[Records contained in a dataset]

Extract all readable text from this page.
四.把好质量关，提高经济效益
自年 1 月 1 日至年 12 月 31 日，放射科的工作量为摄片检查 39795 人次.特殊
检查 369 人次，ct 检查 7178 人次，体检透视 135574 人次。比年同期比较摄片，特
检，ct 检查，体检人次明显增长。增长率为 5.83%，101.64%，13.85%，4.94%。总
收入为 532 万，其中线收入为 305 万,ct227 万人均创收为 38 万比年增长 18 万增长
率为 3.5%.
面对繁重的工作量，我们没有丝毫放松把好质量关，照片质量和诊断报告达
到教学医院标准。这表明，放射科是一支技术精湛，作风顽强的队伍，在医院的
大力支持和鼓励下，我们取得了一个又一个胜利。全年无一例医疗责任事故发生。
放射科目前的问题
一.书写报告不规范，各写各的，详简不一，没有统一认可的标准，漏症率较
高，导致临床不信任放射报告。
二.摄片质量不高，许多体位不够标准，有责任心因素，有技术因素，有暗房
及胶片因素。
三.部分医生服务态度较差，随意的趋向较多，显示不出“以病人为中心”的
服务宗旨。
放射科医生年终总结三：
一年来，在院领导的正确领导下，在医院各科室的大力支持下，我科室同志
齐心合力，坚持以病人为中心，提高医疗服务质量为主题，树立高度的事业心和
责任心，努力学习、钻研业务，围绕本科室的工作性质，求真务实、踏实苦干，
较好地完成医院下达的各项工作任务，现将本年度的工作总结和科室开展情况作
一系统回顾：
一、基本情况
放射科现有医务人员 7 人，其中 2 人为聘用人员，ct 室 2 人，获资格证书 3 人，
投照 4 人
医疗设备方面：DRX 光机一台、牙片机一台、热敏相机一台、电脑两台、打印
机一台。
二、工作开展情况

Task
Set all of the entries down again, exactly as they were given.

Result of the task
Extract all readable text from this page.
四.把好质量关，提高经济效益
自年 1 月 1 日至年 12 月 31 日，放射科的工作量为摄片检查 39795 人次.特殊
检查 369 人次，ct 检查 7178 人次，体检透视 135574 人次。比年同期比较摄片，特
检，ct 检查，体检人次明显增长。增长率为 5.83%，101.64%，13.85%，4.94%。总
收入为 532 万，其中线收入为 305 万,ct227 万人均创收为 38 万比年增长 18 万增长
率为 3.5%.
面对繁重的工作量，我们没有丝毫放松把好质量关，照片质量和诊断报告达
到教学医院标准。这表明，放射科是一支技术精湛，作风顽强的队伍，在医院的
大力支持和鼓励下，我们取得了一个又一个胜利。全年无一例医疗责任事故发生。
放射科目前的问题
一.书写报告不规范，各写各的，详简不一，没有统一认可的标准，漏症率较
高，导致临床不信任放射报告。
二.摄片质量不高，许多体位不够标准，有责任心因素，有技术因素，有暗房
及胶片因素。
三.部分医生服务态度较差，随意的趋向较多，显示不出“以病人为中心”的
服务宗旨。
放射科医生年终总结三：
一年来，在院领导的正确领导下，在医院各科室的大力支持下，我科室同志
齐心合力，坚持以病人为中心，提高医疗服务质量为主题，树立高度的事业心和
责任心，努力学习、钻研业务，围绕本科室的工作性质，求真务实、踏实苦干，
较好地完成医院下达的各项工作任务，现将本年度的工作总结和科室开展情况作
一系统回顾：
一、基本情况
放射科现有医务人员 7 人，其中 2 人为聘用人员，ct 室 2 人，获资格证书 3 人，
投照 4 人
医疗设备方面：DRX 光机一台、牙片机一台、热敏相机一台、电脑两台、打印
机一台。
二、工作开展情况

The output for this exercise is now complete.